━━━━━ Supplied data ━━━━━
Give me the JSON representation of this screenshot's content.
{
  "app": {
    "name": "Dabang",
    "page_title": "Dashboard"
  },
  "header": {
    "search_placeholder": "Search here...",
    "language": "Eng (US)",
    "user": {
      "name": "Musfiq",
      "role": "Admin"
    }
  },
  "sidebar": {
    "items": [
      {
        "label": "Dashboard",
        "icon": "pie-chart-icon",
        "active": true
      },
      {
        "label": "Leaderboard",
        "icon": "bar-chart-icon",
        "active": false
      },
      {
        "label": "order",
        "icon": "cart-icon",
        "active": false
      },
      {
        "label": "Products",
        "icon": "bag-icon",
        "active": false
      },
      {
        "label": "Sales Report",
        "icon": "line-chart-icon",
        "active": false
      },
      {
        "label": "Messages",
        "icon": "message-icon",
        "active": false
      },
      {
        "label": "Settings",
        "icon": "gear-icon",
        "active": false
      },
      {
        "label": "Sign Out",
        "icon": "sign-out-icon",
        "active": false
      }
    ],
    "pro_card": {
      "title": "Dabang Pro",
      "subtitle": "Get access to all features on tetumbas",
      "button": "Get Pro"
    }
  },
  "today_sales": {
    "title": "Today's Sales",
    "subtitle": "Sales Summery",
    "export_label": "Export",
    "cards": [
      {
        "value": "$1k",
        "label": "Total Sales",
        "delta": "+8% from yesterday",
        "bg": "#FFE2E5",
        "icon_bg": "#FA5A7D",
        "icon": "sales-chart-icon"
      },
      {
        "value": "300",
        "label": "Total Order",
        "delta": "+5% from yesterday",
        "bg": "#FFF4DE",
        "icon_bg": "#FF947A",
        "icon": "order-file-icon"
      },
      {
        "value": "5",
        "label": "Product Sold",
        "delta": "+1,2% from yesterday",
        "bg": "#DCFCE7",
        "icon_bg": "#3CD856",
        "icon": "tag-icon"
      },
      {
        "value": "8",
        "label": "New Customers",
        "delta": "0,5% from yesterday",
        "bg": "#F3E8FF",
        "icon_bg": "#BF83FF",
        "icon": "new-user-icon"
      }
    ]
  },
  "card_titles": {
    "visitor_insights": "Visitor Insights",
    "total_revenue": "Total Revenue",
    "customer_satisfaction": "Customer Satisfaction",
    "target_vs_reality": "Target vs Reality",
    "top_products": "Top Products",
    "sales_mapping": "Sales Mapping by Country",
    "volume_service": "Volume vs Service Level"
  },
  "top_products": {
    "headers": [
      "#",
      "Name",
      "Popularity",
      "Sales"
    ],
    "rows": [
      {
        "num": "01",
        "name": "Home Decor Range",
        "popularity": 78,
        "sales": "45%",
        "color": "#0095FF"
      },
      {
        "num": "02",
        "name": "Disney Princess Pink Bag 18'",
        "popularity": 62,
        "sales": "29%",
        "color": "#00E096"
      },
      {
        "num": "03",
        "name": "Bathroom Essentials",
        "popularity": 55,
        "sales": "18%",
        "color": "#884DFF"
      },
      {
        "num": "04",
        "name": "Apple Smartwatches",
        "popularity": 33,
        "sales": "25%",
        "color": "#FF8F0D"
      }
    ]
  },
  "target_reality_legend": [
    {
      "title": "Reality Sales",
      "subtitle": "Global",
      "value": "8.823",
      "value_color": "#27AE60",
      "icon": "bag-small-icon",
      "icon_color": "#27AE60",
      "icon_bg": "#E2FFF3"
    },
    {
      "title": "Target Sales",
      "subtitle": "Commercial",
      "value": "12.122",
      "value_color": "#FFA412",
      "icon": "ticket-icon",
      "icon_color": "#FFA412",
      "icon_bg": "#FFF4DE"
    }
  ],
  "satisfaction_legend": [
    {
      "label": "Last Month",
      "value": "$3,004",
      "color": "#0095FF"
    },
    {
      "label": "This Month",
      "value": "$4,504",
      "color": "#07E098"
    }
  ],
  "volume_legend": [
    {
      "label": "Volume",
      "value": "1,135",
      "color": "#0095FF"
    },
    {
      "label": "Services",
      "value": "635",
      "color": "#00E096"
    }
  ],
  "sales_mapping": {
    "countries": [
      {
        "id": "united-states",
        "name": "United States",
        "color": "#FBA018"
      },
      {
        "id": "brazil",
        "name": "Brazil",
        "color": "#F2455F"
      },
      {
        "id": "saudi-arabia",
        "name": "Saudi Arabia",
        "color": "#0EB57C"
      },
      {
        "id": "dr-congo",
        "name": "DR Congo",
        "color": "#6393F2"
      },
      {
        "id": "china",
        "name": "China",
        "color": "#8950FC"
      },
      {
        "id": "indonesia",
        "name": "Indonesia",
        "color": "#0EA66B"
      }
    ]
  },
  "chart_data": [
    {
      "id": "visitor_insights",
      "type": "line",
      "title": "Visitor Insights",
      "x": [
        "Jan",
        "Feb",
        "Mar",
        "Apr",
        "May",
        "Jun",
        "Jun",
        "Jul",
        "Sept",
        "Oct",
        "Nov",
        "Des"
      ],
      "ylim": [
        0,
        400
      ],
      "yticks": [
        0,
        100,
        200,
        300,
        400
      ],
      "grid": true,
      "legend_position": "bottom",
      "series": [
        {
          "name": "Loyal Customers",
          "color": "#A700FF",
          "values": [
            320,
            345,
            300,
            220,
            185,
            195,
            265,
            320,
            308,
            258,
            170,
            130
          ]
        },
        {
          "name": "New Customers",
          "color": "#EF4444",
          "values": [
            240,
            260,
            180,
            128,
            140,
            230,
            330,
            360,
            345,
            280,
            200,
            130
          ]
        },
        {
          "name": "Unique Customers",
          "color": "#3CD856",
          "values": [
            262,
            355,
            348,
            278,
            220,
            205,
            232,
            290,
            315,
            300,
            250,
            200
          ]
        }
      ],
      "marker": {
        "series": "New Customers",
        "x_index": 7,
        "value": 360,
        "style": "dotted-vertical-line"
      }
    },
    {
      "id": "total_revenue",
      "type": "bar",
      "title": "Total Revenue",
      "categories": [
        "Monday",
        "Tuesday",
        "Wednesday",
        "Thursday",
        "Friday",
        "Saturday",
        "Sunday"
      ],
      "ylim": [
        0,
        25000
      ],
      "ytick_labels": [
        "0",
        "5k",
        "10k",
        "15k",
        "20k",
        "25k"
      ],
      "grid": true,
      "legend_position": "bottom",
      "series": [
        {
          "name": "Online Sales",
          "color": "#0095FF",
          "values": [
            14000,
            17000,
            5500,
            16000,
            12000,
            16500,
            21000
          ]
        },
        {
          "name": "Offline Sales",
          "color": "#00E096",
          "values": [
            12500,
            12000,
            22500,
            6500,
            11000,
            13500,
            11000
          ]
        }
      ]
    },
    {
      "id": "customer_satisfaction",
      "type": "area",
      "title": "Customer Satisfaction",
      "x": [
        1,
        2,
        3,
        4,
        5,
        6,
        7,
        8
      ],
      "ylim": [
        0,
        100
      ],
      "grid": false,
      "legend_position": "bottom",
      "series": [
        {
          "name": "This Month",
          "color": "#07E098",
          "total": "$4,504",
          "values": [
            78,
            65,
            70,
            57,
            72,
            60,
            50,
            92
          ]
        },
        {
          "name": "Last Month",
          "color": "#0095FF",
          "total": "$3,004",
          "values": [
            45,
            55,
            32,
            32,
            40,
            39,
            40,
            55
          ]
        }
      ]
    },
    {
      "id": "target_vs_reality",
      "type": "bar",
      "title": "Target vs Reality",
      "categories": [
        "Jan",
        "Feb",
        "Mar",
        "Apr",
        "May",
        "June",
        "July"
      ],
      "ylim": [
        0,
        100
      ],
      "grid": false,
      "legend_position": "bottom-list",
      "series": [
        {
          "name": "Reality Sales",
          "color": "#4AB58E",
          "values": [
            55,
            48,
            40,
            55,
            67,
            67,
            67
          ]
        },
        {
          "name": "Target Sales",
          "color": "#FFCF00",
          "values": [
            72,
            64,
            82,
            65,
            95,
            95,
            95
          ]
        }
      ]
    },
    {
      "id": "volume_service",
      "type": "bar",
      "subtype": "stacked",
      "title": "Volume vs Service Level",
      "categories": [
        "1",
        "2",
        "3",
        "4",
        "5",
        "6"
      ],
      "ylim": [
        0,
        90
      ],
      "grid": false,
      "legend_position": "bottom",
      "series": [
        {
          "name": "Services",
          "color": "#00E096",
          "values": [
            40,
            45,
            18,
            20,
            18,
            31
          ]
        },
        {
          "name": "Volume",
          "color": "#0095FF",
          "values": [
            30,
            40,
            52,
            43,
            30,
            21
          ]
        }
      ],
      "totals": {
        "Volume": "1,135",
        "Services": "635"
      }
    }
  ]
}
━━━━━
◆ Given exercise
Show the lines of the material that contain the word "from".

◆ Result of the exercise
        "delta": "+8% from yesterday",
        "delta": "+5% from yesterday",
        "delta": "+1,2% from yesterday",
        "delta": "0,5% from yesterday",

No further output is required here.